**本文抜粋:**
════════════════════

どうも村田です
南方作戦の一つ
マレー作戦は、大東亜戦争開戦
(一九四一年一二月八日)
と同時に発動されたのだ。
第二五軍は、開戦と同時に
タイ王国とイギリス領マラヤに
奇襲上陸し、
英国軍の縦深にわたる防御陣地を
連続的に攻撃しつつマレー半島を
南下してジョホールバルに進出したのち、
ジョホール水道を渡河して
最終目標のシンガポール
(アジアにおける英国の拠点)
を攻略する計画だったのだ。
開戦時の兵力は、山下中将の
第二五軍
(近衛師団、五師団、一八師団)
の三万五〇〇〇 人に対して、
英国陸軍は倍以上の八万八六〇〇人
(英国兵一万九六〇〇人、インド兵
三万七〇〇〇人、オーストラリア兵
一万五二〇〇人、その他一万六八〇〇人)
だったのだ。
また、 シンガポールの英国海軍は、
戦艦のプリンス・オブ・ウェールズ
やレパルスなどが配置されていたのだ。
一九四一年一二月八日、第二五軍は
英領マラヤのコタバル方面とタイ王国
のシンゴラ・パタニ方面に上陸、
英国軍と交戦しながら南下し、
翌年一月三一日にはマレー半島最南端
のジョホールバルに到達し、
二月一五日にシンガポールを陥落
させたのだ。
ジョホールバルに到達するまでに、
英国軍と九五回の戦闘を行い、
二五〇本の橋梁を修復し、
突進・包囲・迂回を繰り返して
英国軍に対応する暇を与えなかった
のだ。
攻撃開始から ジョホールバル
占領までに要した期間は五五日で、
この間一一〇〇キロメートルを
進撃したのだ
(一日平均、約二〇キロメール
という驚異的な速度)。
すでに説明したが、大東亜戦争の
開戦に際し、F機関の藤原中佐と
インド独立連盟の
ラース・ ビハーリー・ボース議長
などの一行はマレー作戦に参加し、
英軍のインド人兵士に対する
工作活動を展開したのだ。
藤原は、投降したインド人兵で
軍部隊を編成しようという
参謀本部の意向を踏まえ、
その指揮官となるべき人物(将校)
を求めていたのだ。
藤原は、マレー半島西岸の街
アロールス ターで投降してきた
モーハン・シン大尉の人物を見込んで、
投降してきたインド人兵士の統括を
引き受けるよう説得したのだ。
モーハン・シンは、いったんは
答えを保留したものの、日本軍と
インド人兵士を対等に扱うこと
などを条件にこれを承諾したのだ。
藤原は、投降したばかりの
モーハン・シン大尉にアロールスター
の治安回復を任せたのだ。

════════════════════

**データ抜粋:**
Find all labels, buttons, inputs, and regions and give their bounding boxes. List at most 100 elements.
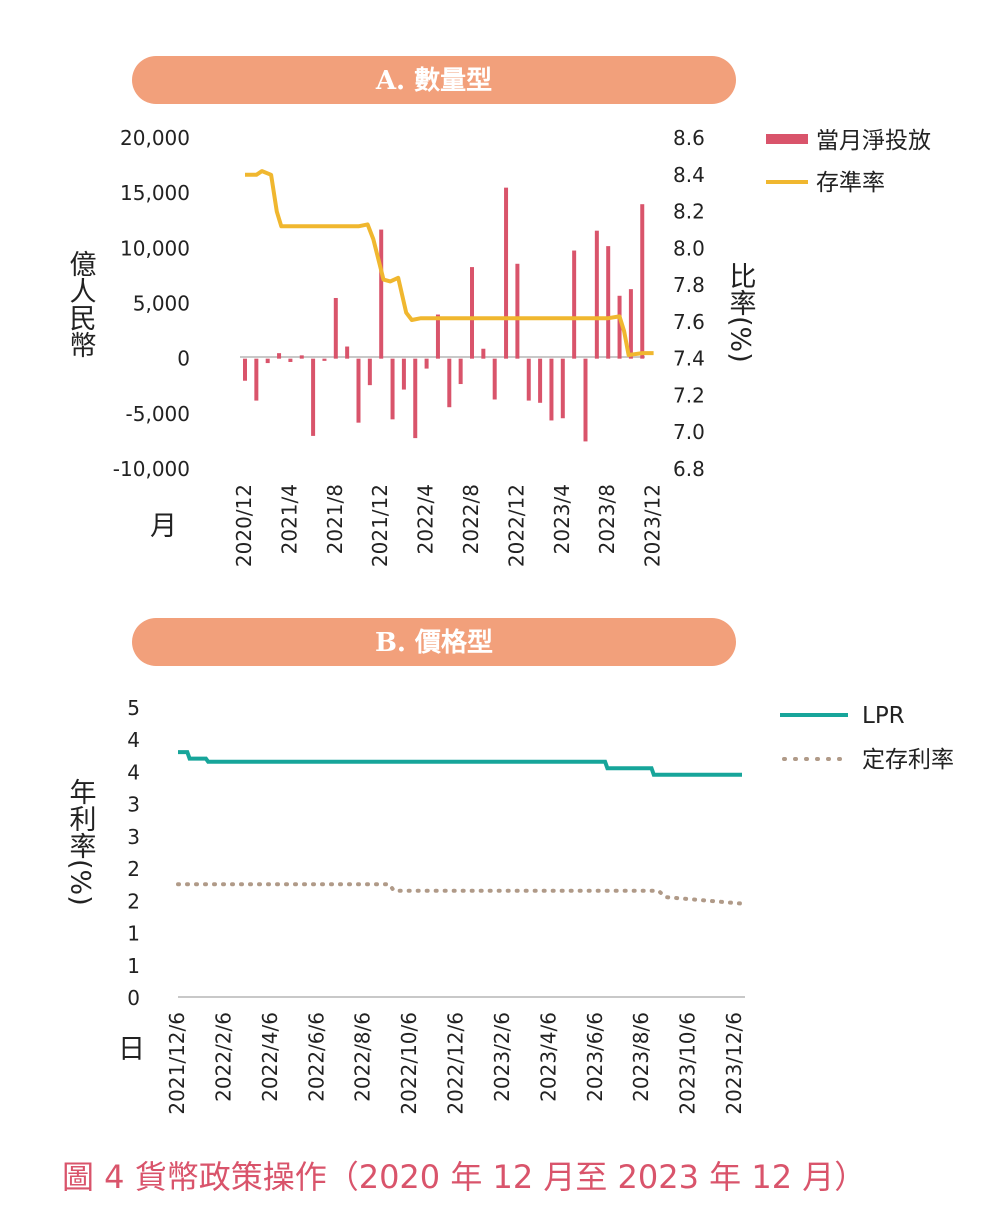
y-right-tick-label: 6.8 <box>673 457 705 481</box>
bar <box>345 346 350 359</box>
x-tick-label: 2023/2/6 <box>490 1012 514 1102</box>
x-tick-label: 2021/4 <box>277 484 301 554</box>
bar <box>265 358 270 364</box>
legend-label-rrr: 存準率 <box>816 170 885 196</box>
legend-label-lpr: LPR <box>862 703 905 729</box>
bar <box>492 358 497 400</box>
x-tick-label: 2023/4/6 <box>536 1012 560 1102</box>
series-line-lpr <box>178 750 742 777</box>
y-tick-label: 4 <box>127 760 140 784</box>
y-tick-label: 1 <box>127 954 140 978</box>
x-tick-label: 2022/8/6 <box>351 1012 375 1102</box>
panel-b-x-label: 日 <box>118 1034 145 1065</box>
x-tick-label: 2022/6/6 <box>304 1012 328 1102</box>
series-line-rrr <box>245 169 654 357</box>
y-right-tick-label: 8.2 <box>673 200 705 224</box>
x-tick-label: 2023/12/6 <box>722 1012 746 1115</box>
panel-b-title: B. 價格型 <box>375 627 493 658</box>
panel-a-banner <box>132 56 736 104</box>
panel-a: A. 數量型 20,000 15,000 10,000 5,000 0 -5,000 -10… <box>65 56 931 567</box>
panel-b-y-ticks: 5 4 4 3 3 2 2 1 1 0 <box>127 696 140 1010</box>
panel-b-banner <box>132 618 736 666</box>
panel-a-right-ticks: 8.6 8.4 8.2 8.0 7.8 7.6 7.4 7.2 7.0 6.8 <box>673 126 705 481</box>
bar <box>322 358 327 361</box>
y-tick-label: 3 <box>127 793 140 817</box>
y-right-tick-label: 7.4 <box>673 347 705 371</box>
x-tick-label: 2021/12/6 <box>165 1012 189 1115</box>
y-left-tick-label: -5,000 <box>126 402 190 426</box>
x-tick-label: 2023/10/6 <box>676 1012 700 1115</box>
y-tick-label: 4 <box>127 728 140 752</box>
x-tick-label: 2022/12/6 <box>444 1012 468 1115</box>
panel-a-y-right-label: 比率(%) <box>725 262 756 363</box>
x-tick-label: 2023/6/6 <box>583 1012 607 1102</box>
y-right-tick-label: 7.0 <box>673 420 705 444</box>
bar <box>288 358 293 362</box>
y-left-tick-label: 15,000 <box>120 181 190 205</box>
y-left-tick-label: 20,000 <box>120 126 190 150</box>
y-left-tick-label: 5,000 <box>133 292 190 316</box>
bar <box>435 314 440 359</box>
x-tick-label: 2023/4 <box>550 484 574 554</box>
x-tick-label: 2022/10/6 <box>397 1012 421 1115</box>
y-right-tick-label: 8.4 <box>673 163 705 187</box>
y-tick-label: 2 <box>127 889 140 913</box>
bar <box>390 358 395 420</box>
x-tick-label: 2023/8/6 <box>629 1012 653 1102</box>
legend-label-deposit-rate: 定存利率 <box>862 747 954 773</box>
legend-swatch-bar <box>766 134 808 144</box>
series-line-deposit-rate <box>176 882 744 906</box>
bar <box>356 358 361 423</box>
y-right-tick-label: 7.6 <box>673 310 705 334</box>
panel-a-x-ticks: 2020/12 2021/4 2021/8 2021/12 2022/4 2022/8 20… <box>232 484 665 567</box>
panel-a-x-label: 月 <box>150 511 177 542</box>
y-tick-label: 5 <box>127 696 140 720</box>
y-right-tick-label: 7.8 <box>673 273 705 297</box>
bar <box>447 358 452 408</box>
y-right-tick-label: 7.2 <box>673 383 705 407</box>
x-tick-label: 2021/12 <box>368 484 392 567</box>
x-tick-label: 2022/8 <box>459 484 483 554</box>
x-tick-label: 2022/4/6 <box>258 1012 282 1102</box>
bar <box>458 358 463 385</box>
x-tick-label: 2022/4 <box>414 484 438 554</box>
bar <box>243 358 247 381</box>
x-tick-label: 2021/8 <box>323 484 347 554</box>
y-left-tick-label: -10,000 <box>113 457 190 481</box>
bar <box>572 250 577 359</box>
panel-a-bars <box>243 187 645 442</box>
y-tick-label: 0 <box>127 986 140 1010</box>
figure-caption: 圖 4 貨幣政策操作（2020 年 12 月至 2023 年 12 月） <box>62 1158 866 1196</box>
panel-b: B. 價格型 5 4 4 3 3 2 2 1 1 0 2021/12/6 2022/2/6 2022/… <box>65 618 954 1115</box>
x-tick-label: 2023/8 <box>595 484 619 554</box>
bar <box>401 358 406 390</box>
bar <box>277 353 282 359</box>
bar <box>606 246 611 359</box>
bar <box>594 230 599 359</box>
x-tick-label: 2023/12 <box>641 484 665 567</box>
bar <box>526 358 531 401</box>
bar <box>504 187 509 359</box>
bar <box>640 204 645 359</box>
panel-a-legend: 當月淨投放 存準率 <box>766 128 931 196</box>
panel-a-y-left-label: 億人民幣 <box>65 250 97 358</box>
bar <box>583 358 588 442</box>
bar <box>470 267 474 359</box>
panel-b-legend: LPR 定存利率 <box>780 703 954 773</box>
bar <box>367 358 372 386</box>
x-tick-label: 2022/2/6 <box>211 1012 235 1102</box>
y-right-tick-label: 8.6 <box>673 126 705 150</box>
bar <box>538 358 543 403</box>
bar <box>379 229 384 359</box>
y-tick-label: 2 <box>127 857 140 881</box>
y-right-tick-label: 8.0 <box>673 236 705 260</box>
panel-a-title: A. 數量型 <box>375 66 492 96</box>
x-tick-label: 2020/12 <box>232 484 256 567</box>
legend-label-net-injection: 當月淨投放 <box>816 128 931 154</box>
bar <box>413 358 418 439</box>
bar <box>628 289 633 359</box>
x-tick-label: 2022/12 <box>504 484 528 567</box>
bar <box>254 358 259 401</box>
bar <box>424 358 429 369</box>
bar <box>311 358 316 436</box>
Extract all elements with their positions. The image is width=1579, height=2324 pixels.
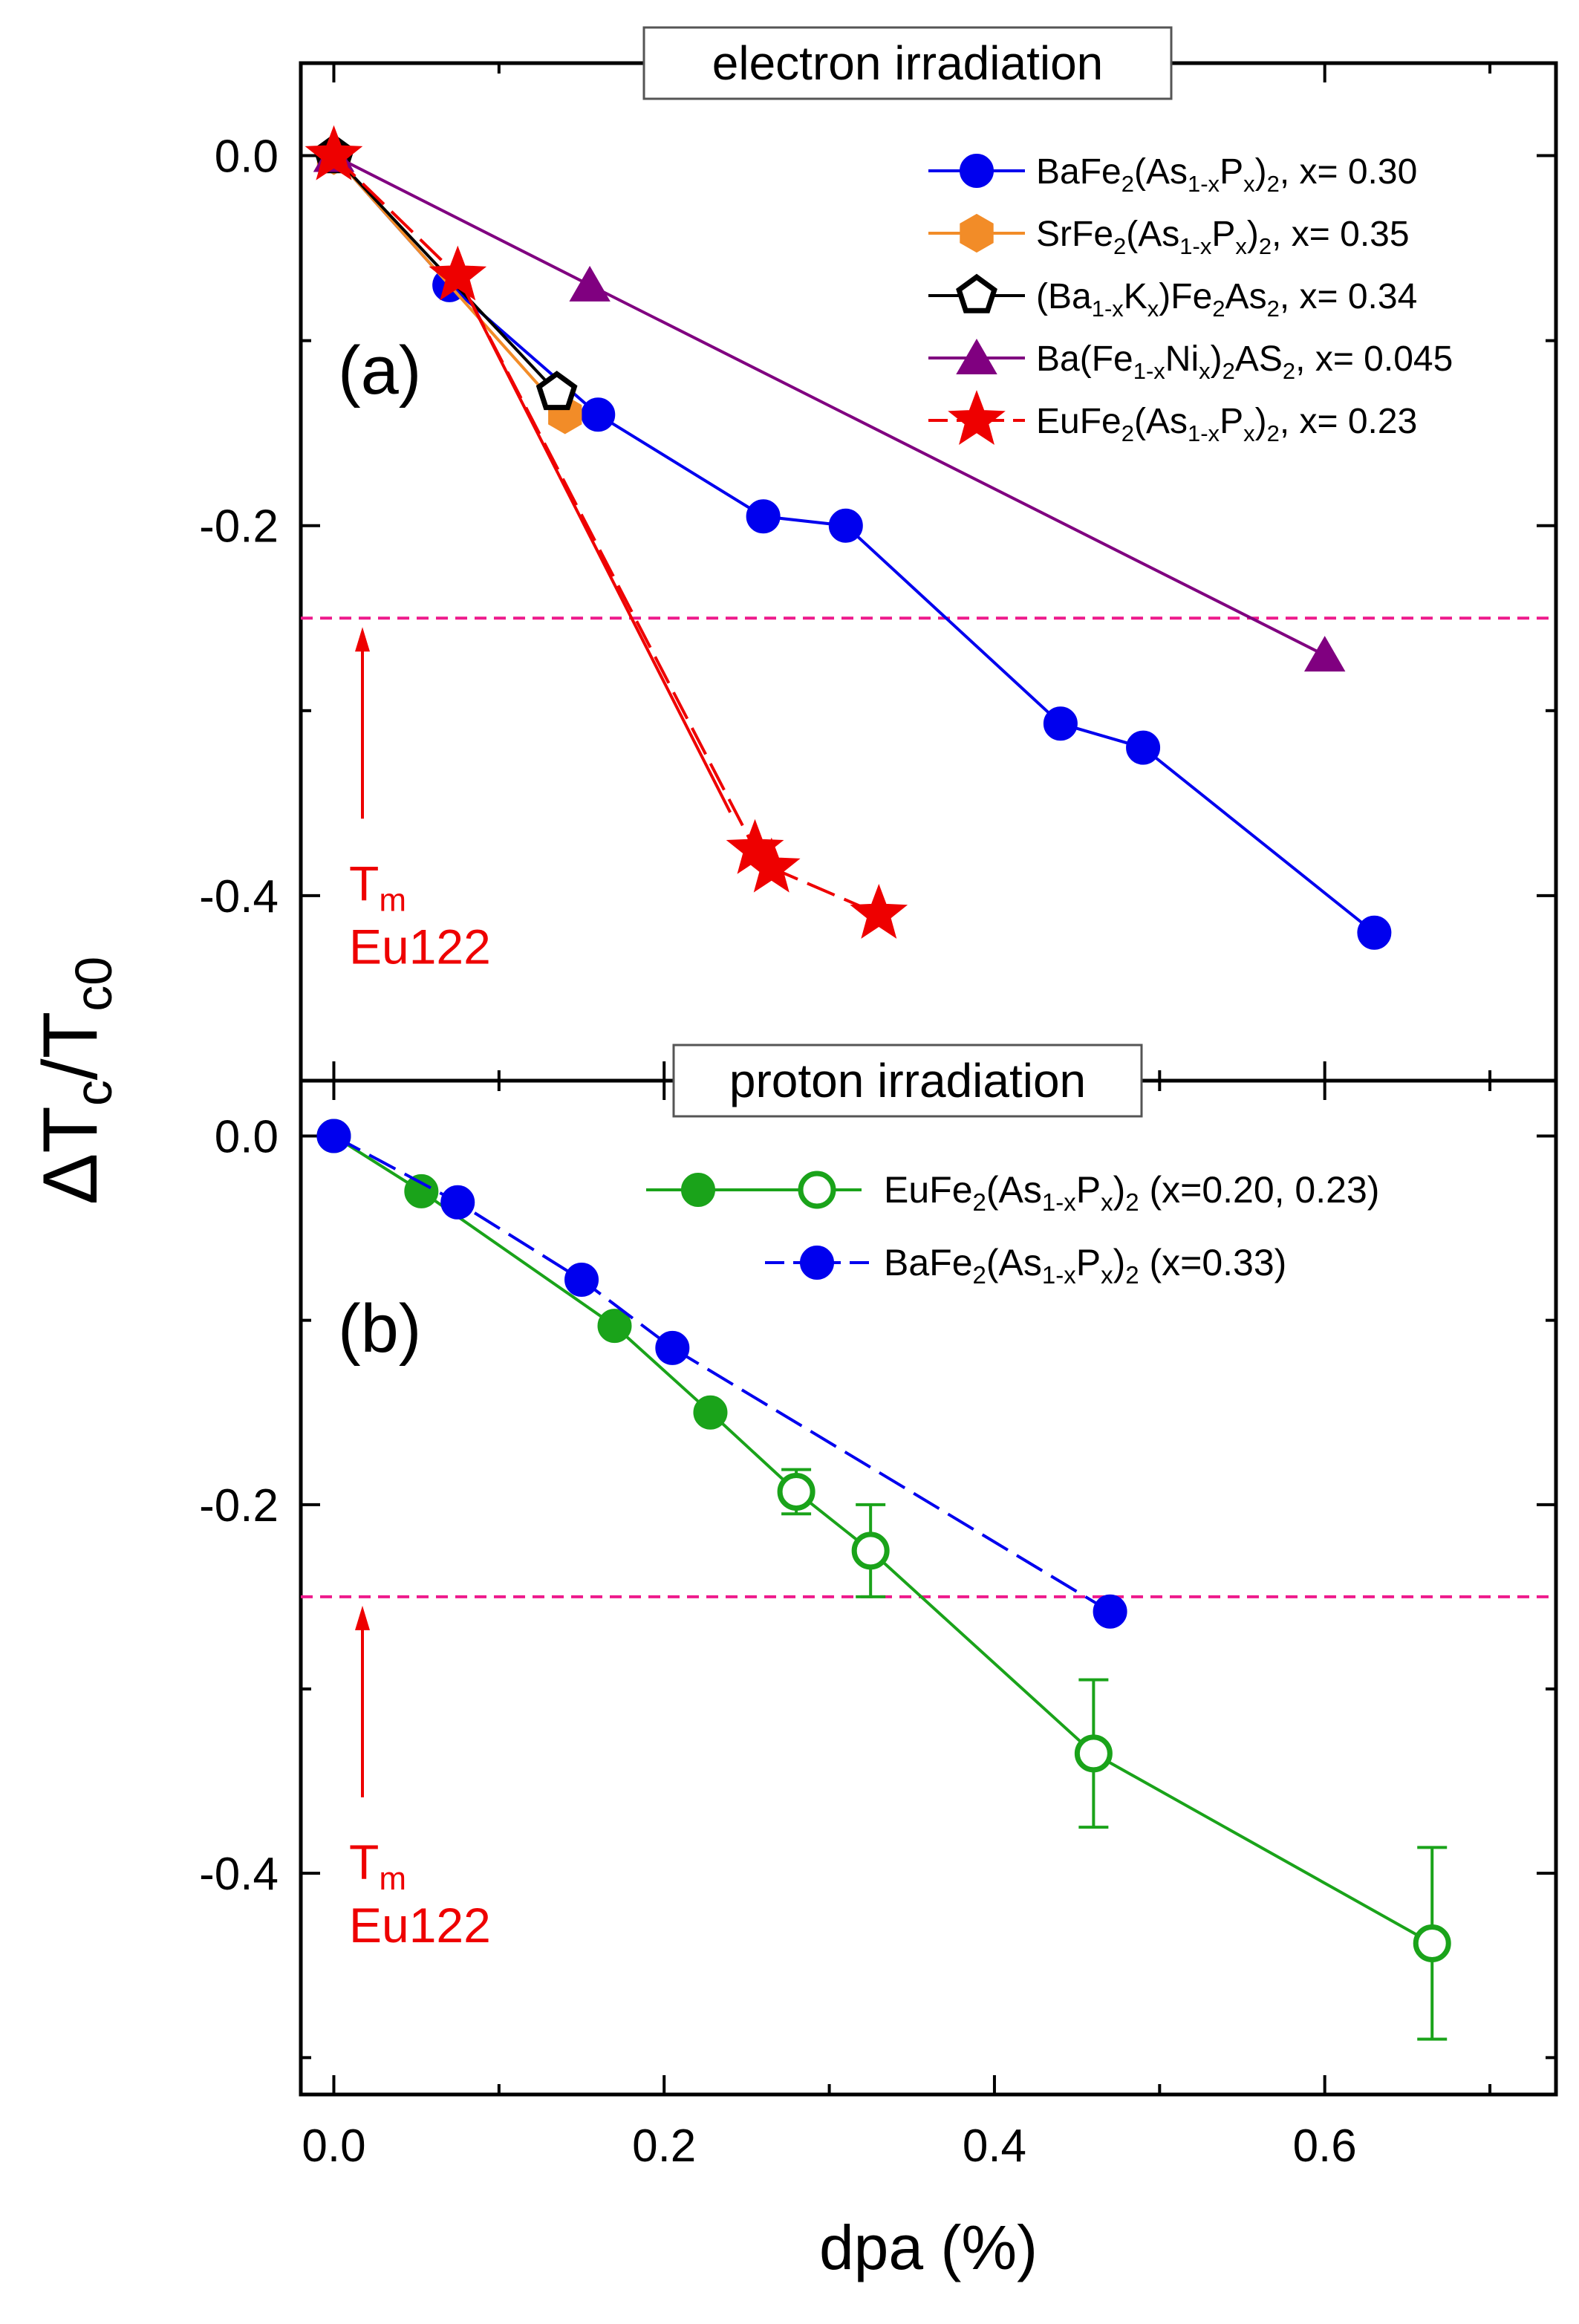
y-axis-label: ΔTc/Tc0: [27, 957, 123, 1205]
data-point: [742, 837, 801, 893]
data-point: [305, 125, 363, 180]
legend-marker-open: [798, 1171, 836, 1209]
data-point: [440, 1185, 475, 1220]
legend-marker: [800, 1246, 834, 1280]
y-tick-label: 0.0: [215, 1111, 279, 1162]
legend: EuFe2​(As1-x​Px​)2​ (x=0.20, 0.23) BaFe2​…: [646, 1169, 1379, 1289]
data-point: [777, 1472, 815, 1511]
series-extra-line: [456, 275, 732, 813]
legend-label: BaFe2​(As1-x​Px​)2​ (x=0.33): [884, 1242, 1286, 1289]
x-axis-label: dpa (%): [819, 2213, 1038, 2282]
x-tick-label: 0.0: [302, 2120, 365, 2172]
reference-label-eu122: Eu122: [349, 1898, 491, 1953]
data-point: [1357, 915, 1392, 950]
data-point: [1413, 1924, 1451, 1962]
legend-marker: [960, 154, 994, 188]
data-point: [828, 508, 863, 543]
data-point: [655, 1330, 690, 1365]
data-point: [597, 1309, 632, 1344]
reference-arrow-head: [355, 627, 370, 652]
data-point: [1126, 730, 1161, 765]
data-point: [564, 1263, 599, 1298]
title-text: electron irradiation: [712, 36, 1104, 90]
y-tick-label: -0.2: [199, 501, 279, 553]
series-1: [316, 1119, 1451, 2041]
panel-title: electron irradiation: [642, 26, 1173, 100]
legend-label: Ba(Fe1-x​Nix​)2​AS2​, x= 0.045: [1036, 339, 1453, 384]
reference-label-tm: Tm: [349, 1835, 406, 1897]
data-point: [850, 883, 908, 939]
data-point: [581, 397, 616, 432]
x-tick-label: 0.2: [632, 2120, 696, 2172]
y-tick-label: -0.2: [199, 1480, 279, 1532]
legend-marker: [948, 390, 1006, 445]
legend-label: (Ba1-x​Kx​)Fe2​As2​, x= 0.34: [1036, 277, 1417, 322]
panel-label: (b): [338, 1291, 421, 1367]
panel-title: proton irradiation: [672, 1044, 1143, 1118]
data-point: [535, 371, 578, 411]
data-point: [693, 1395, 728, 1430]
data-point: [746, 499, 781, 534]
data-point: [569, 265, 611, 302]
series-5: [305, 125, 908, 939]
series-4: [313, 136, 1346, 672]
data-point: [404, 1174, 439, 1208]
title-box: [642, 26, 1173, 100]
legend-label: SrFe2​(As1-x​Px​)2​, x= 0.35: [1036, 215, 1410, 259]
reference-label-eu122: Eu122: [349, 919, 491, 974]
data-point: [316, 1119, 351, 1153]
data-point: [1043, 706, 1078, 741]
legend: BaFe2​(As1-x​Px​)2​, x= 0.30 SrFe2​(As1-x…: [928, 152, 1453, 446]
data-point: [1303, 636, 1346, 672]
legend-marker: [956, 339, 997, 374]
y-tick-label: -0.4: [199, 871, 279, 922]
data-point: [429, 245, 487, 301]
series-1: [316, 138, 1392, 950]
legend-marker: [960, 213, 994, 253]
panel-label: (a): [338, 333, 421, 409]
x-tick-label: 0.6: [1293, 2120, 1357, 2172]
reference-label-tm: Tm: [349, 856, 406, 918]
legend-label: BaFe2​(As1-x​Px​)2​, x= 0.30: [1036, 152, 1417, 197]
series-line: [333, 154, 880, 916]
data-point: [851, 1532, 890, 1570]
legend-marker: [956, 273, 997, 313]
legend-label: EuFe2​(As1-x​Px​)2​, x= 0.23: [1036, 402, 1417, 446]
y-tick-label: 0.0: [215, 131, 279, 183]
title-box: [672, 1044, 1143, 1118]
series-line: [333, 154, 1375, 934]
legend-marker-filled: [681, 1173, 715, 1207]
y-tick-label: -0.4: [199, 1849, 279, 1900]
legend-label: EuFe2​(As1-x​Px​)2​ (x=0.20, 0.23): [884, 1169, 1379, 1216]
title-text: proton irradiation: [729, 1054, 1086, 1107]
series-2: [316, 1119, 1127, 1629]
x-tick-label: 0.4: [963, 2120, 1026, 2172]
data-point: [1093, 1594, 1127, 1629]
reference-arrow-head: [355, 1605, 370, 1630]
data-point: [1074, 1734, 1113, 1773]
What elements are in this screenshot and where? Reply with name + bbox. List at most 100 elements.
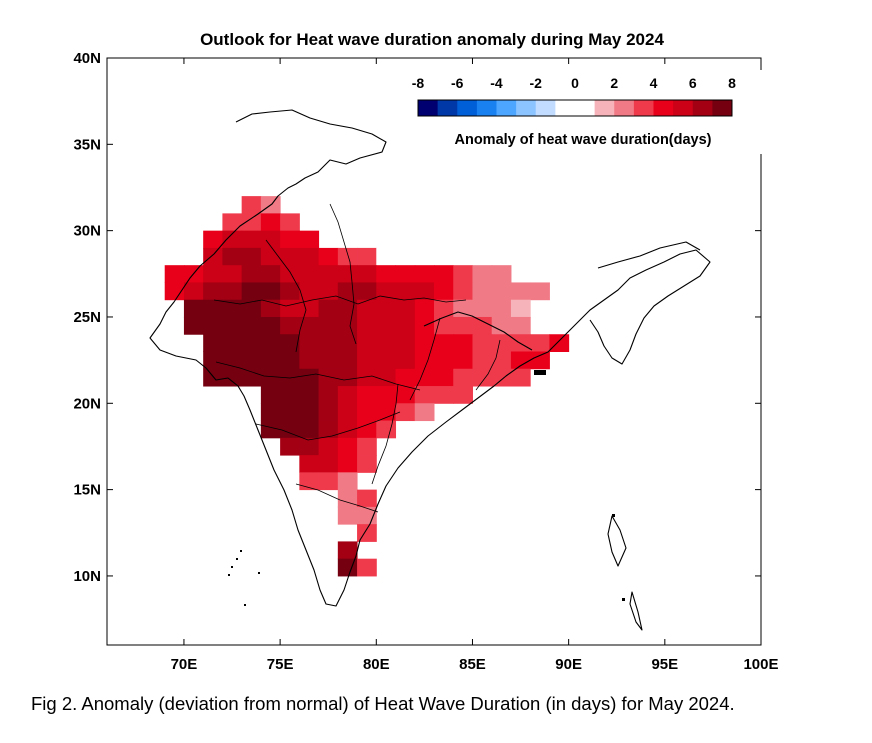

════════════════════

**取り組む課題:**
A. マレー作戦の文章で「開戦時の兵力は」で始まる段落は、両軍の陸軍兵力を述べている。この段落を、主な数字を残して箇条書きで短くまとめなさい。
B. マレー作戦の文章から、「藤原は、投降したインド人兵で」から「などを条件にこれを承諾したのだ。」までを、その語句自体も含めて一字一句そのまま書き写しなさい。

**解答例:**
A.
- 日本側:山下中将の第二五軍(近衛師団、五師団、一八師団)、三万五〇〇〇人
- 英国陸軍:日本側の倍以上となる八万八六〇〇人
  - 英国兵:一万九六〇〇人
  - インド兵:三万七〇〇〇人
  - オーストラリア兵:一万五二〇〇人
  - その他:一万六八〇〇人

B.
藤原は、投降したインド人兵で
軍部隊を編成しようという
参謀本部の意向を踏まえ、
その指揮官となるべき人物(将校)
を求めていたのだ。
藤原は、マレー半島西岸の街
アロールス ターで投降してきた
モーハン・シン大尉の人物を見込んで、
投降してきたインド人兵士の統括を
引き受けるよう説得したのだ。
モーハン・シンは、いったんは
答えを保留したものの、日本軍と
インド人兵士を対等に扱うこと
などを条件にこれを承諾したのだ。